### SHORT EXERCISE
Return the whole listing exactly as it stands.

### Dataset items
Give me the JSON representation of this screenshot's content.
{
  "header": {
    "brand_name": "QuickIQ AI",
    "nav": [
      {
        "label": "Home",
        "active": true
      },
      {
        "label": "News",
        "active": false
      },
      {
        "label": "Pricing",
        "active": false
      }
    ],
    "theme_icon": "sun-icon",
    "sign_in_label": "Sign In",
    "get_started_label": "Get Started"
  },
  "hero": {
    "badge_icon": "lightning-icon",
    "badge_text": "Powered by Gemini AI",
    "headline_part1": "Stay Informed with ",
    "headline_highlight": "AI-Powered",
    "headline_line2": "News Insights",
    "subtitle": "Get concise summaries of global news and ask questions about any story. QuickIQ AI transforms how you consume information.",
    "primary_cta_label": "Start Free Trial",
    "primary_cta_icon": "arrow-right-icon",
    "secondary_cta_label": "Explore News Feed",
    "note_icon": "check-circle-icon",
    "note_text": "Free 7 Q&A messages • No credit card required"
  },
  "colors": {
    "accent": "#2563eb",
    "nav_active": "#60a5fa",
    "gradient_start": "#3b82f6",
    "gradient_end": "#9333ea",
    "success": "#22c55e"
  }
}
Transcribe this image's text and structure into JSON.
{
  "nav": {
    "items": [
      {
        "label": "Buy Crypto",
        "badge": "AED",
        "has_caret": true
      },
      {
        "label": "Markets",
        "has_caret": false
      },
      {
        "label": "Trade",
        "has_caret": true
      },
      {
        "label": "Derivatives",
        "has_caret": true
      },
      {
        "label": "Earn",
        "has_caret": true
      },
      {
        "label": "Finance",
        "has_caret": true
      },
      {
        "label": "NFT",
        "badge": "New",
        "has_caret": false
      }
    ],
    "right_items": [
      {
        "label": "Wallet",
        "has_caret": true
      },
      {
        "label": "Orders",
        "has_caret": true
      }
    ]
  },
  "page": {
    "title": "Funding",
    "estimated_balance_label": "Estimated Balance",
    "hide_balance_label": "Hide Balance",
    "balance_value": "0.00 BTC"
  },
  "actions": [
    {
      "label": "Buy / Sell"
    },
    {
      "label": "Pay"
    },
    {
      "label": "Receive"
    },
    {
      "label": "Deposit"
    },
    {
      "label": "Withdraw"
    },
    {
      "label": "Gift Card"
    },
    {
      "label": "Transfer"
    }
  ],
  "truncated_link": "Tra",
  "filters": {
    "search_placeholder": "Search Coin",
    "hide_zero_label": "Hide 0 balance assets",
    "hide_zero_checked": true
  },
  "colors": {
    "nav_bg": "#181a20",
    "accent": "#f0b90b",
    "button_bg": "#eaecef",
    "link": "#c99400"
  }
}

### SOLUTION TO THIS EXERCISE
Give me the JSON representation of this screenshot's content.
{
  "header": {
    "brand_name": "QuickIQ AI",
    "nav": [
      {
        "label": "Home",
        "active": true
      },
      {
        "label": "News",
        "active": false
      },
      {
        "label": "Pricing",
        "active": false
      }
    ],
    "theme_icon": "sun-icon",
    "sign_in_label": "Sign In",
    "get_started_label": "Get Started"
  },
  "hero": {
    "badge_icon": "lightning-icon",
    "badge_text": "Powered by Gemini AI",
    "headline_part1": "Stay Informed with ",
    "headline_highlight": "AI-Powered",
    "headline_line2": "News Insights",
    "subtitle": "Get concise summaries of global news and ask questions about any story. QuickIQ AI transforms how you consume information.",
    "primary_cta_label": "Start Free Trial",
    "primary_cta_icon": "arrow-right-icon",
    "secondary_cta_label": "Explore News Feed",
    "note_icon": "check-circle-icon",
    "note_text": "Free 7 Q&A messages • No credit card required"
  },
  "colors": {
    "accent": "#2563eb",
    "nav_active": "#60a5fa",
    "gradient_start": "#3b82f6",
    "gradient_end": "#9333ea",
    "success": "#22c55e"
  }
}
Transcribe this image's text and structure into JSON.
{
  "nav": {
    "items": [
      {
        "label": "Buy Crypto",
        "badge": "AED",
        "has_caret": true
      },
      {
        "label": "Markets",
        "has_caret": false
      },
      {
        "label": "Trade",
        "has_caret": true
      },
      {
        "label": "Derivatives",
        "has_caret": true
      },
      {
        "label": "Earn",
        "has_caret": true
      },
      {
        "label": "Finance",
        "has_caret": true
      },
      {
        "label": "NFT",
        "badge": "New",
        "has_caret": false
      }
    ],
    "right_items": [
      {
        "label": "Wallet",
        "has_caret": true
      },
      {
        "label": "Orders",
        "has_caret": true
      }
    ]
  },
  "page": {
    "title": "Funding",
    "estimated_balance_label": "Estimated Balance",
    "hide_balance_label": "Hide Balance",
    "balance_value": "0.00 BTC"
  },
  "actions": [
    {
      "label": "Buy / Sell"
    },
    {
      "label": "Pay"
    },
    {
      "label": "Receive"
    },
    {
      "label": "Deposit"
    },
    {
      "label": "Withdraw"
    },
    {
      "label": "Gift Card"
    },
    {
      "label": "Transfer"
    }
  ],
  "truncated_link": "Tra",
  "filters": {
    "search_placeholder": "Search Coin",
    "hide_zero_label": "Hide 0 balance assets",
    "hide_zero_checked": true
  },
  "colors": {
    "nav_bg": "#181a20",
    "accent": "#f0b90b",
    "button_bg": "#eaecef",
    "link": "#c99400"
  }
}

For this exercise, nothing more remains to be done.